• Problem details
Count each line below that has "text" anywhere in it. Answer with the total alone.

Stored items from a collection:
-*-*-
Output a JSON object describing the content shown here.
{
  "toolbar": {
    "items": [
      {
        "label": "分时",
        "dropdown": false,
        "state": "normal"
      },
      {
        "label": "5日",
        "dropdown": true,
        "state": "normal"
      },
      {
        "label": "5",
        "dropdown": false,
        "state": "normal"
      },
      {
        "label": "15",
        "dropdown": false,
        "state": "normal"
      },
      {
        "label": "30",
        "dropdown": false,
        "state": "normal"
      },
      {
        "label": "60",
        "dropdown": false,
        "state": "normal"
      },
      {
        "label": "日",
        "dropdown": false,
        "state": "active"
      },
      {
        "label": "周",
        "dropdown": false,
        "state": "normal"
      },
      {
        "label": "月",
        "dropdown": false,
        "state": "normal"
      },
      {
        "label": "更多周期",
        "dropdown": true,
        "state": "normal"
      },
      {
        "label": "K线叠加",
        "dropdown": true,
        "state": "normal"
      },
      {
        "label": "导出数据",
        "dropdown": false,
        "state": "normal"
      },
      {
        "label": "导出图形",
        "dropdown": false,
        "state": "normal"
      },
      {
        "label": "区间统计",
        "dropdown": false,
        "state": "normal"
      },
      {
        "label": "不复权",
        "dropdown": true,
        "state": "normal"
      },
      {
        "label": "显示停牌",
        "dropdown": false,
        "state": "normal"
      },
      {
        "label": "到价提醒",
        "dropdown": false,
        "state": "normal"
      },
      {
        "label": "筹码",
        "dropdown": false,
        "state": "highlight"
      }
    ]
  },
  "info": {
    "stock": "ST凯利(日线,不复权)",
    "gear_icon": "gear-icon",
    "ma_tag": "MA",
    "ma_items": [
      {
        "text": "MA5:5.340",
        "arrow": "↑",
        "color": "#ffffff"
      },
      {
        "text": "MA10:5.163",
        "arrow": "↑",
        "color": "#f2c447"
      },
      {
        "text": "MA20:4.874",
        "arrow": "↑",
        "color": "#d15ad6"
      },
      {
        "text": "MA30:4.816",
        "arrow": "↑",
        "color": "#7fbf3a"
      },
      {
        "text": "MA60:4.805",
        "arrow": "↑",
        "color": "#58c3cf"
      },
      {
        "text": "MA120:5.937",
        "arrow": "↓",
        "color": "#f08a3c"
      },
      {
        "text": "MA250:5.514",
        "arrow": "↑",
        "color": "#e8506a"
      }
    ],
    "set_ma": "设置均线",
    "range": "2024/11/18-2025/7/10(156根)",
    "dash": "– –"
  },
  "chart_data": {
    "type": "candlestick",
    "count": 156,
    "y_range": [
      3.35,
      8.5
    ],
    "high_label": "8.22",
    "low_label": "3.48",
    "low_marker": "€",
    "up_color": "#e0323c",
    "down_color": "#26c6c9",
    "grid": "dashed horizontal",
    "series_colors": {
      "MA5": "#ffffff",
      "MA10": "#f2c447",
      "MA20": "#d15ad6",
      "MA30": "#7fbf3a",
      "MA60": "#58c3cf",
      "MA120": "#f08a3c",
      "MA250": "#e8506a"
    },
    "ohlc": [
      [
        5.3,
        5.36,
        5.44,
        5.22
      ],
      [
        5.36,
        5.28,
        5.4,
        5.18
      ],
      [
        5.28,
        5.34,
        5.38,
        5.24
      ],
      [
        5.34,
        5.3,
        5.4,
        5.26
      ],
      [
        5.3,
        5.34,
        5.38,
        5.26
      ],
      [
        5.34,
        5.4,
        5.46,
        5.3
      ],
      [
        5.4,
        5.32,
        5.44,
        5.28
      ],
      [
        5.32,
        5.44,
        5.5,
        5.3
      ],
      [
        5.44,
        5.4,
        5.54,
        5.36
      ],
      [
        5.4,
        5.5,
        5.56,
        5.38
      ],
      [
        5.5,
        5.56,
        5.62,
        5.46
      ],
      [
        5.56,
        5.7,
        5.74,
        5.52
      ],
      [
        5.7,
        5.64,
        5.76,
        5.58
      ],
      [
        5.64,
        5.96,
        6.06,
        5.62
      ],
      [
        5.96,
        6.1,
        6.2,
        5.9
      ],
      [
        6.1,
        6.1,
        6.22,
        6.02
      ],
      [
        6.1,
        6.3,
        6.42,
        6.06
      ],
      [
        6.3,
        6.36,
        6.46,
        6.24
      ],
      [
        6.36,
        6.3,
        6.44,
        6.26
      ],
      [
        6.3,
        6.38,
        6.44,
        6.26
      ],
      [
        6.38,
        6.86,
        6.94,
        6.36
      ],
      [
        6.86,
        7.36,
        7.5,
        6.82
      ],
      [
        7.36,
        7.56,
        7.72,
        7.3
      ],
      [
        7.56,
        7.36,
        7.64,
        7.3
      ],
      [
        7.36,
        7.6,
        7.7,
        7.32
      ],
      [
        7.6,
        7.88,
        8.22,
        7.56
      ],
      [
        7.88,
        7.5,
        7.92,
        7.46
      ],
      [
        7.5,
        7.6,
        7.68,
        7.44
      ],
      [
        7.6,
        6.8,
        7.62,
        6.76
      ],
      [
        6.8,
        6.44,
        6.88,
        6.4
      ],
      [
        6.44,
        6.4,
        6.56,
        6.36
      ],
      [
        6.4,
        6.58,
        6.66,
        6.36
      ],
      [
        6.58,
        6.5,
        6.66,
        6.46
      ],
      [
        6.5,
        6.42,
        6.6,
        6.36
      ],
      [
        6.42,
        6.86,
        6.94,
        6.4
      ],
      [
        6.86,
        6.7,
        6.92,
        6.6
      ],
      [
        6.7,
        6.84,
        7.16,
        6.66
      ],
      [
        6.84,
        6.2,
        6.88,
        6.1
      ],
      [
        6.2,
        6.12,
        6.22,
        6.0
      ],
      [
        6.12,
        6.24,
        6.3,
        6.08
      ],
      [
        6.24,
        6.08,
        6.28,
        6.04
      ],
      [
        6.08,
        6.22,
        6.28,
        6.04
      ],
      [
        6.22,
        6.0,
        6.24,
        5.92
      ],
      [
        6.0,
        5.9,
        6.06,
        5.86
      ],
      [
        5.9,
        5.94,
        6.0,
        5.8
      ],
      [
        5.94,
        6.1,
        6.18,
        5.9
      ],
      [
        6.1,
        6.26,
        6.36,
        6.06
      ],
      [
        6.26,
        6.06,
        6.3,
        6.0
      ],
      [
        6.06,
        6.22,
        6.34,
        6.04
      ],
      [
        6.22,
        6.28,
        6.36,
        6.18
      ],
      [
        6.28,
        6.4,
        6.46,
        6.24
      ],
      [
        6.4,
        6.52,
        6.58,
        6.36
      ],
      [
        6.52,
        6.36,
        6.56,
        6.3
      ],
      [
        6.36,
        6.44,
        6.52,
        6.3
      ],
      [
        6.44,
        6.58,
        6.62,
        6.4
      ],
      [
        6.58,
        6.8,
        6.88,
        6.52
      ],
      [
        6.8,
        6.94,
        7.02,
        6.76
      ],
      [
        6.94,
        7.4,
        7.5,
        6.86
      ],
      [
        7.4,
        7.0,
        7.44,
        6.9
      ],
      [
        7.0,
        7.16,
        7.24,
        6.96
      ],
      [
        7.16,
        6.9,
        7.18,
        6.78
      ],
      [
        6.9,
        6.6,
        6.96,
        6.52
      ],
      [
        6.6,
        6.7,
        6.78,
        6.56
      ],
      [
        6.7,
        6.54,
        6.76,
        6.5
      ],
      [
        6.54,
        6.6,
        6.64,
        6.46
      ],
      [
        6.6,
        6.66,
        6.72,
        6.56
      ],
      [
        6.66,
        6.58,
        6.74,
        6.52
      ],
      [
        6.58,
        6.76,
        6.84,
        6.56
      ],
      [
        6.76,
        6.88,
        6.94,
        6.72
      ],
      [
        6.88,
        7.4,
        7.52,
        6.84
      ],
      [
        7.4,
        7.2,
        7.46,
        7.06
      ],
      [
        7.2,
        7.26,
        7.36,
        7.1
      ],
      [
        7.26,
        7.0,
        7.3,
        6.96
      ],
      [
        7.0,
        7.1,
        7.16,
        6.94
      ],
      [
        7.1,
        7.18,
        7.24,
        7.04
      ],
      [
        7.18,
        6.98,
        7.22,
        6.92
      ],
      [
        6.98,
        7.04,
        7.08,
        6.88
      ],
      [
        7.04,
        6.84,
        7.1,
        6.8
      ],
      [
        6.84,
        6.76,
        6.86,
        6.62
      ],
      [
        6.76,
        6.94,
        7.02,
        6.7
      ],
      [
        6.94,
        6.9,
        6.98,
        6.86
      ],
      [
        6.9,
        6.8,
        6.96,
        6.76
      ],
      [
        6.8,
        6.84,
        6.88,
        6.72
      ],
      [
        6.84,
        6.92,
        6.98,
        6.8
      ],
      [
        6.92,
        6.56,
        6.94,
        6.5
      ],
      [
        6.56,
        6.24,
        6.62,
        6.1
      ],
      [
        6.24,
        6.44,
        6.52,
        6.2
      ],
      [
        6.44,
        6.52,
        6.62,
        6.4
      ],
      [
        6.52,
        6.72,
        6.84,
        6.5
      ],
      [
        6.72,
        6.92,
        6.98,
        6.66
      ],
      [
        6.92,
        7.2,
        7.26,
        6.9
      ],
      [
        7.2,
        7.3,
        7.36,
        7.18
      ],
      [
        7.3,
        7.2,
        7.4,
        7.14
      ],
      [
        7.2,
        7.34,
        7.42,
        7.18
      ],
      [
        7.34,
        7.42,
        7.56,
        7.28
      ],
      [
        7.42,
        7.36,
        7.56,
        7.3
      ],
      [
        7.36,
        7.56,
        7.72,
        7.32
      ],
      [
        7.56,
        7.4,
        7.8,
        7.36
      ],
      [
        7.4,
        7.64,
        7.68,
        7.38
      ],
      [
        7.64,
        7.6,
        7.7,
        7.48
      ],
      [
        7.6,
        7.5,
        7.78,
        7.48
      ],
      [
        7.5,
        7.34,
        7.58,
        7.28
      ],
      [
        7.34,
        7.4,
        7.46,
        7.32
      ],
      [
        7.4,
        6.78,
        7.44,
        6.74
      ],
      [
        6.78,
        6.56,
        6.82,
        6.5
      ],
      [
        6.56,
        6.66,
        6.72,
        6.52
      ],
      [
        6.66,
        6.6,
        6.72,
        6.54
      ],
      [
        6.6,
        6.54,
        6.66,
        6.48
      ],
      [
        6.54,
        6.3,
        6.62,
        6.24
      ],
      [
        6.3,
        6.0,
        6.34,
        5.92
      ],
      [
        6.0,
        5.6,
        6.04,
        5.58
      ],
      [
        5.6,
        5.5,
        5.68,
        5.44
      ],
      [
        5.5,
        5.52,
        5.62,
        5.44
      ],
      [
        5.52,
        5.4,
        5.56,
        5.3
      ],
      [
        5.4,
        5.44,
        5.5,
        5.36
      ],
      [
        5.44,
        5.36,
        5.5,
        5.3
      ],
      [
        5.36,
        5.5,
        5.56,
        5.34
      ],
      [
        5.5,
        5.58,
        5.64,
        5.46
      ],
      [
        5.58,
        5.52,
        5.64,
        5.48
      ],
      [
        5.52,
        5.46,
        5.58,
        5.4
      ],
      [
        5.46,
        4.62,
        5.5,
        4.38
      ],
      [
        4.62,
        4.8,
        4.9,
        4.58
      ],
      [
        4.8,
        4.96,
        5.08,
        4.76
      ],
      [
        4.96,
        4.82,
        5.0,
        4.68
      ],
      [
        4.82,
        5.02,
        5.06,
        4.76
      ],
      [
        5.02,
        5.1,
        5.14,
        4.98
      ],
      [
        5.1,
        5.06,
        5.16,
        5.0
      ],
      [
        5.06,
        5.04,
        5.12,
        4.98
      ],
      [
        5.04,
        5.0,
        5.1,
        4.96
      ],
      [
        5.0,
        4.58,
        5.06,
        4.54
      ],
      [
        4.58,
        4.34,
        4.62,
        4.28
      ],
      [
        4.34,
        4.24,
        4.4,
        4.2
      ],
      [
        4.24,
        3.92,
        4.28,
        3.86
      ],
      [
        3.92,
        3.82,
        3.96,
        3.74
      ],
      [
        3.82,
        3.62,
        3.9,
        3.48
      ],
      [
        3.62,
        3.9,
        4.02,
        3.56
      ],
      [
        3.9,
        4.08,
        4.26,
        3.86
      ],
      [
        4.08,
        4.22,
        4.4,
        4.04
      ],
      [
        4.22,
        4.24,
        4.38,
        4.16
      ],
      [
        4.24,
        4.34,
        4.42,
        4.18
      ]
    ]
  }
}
-*-*-
• Task output
7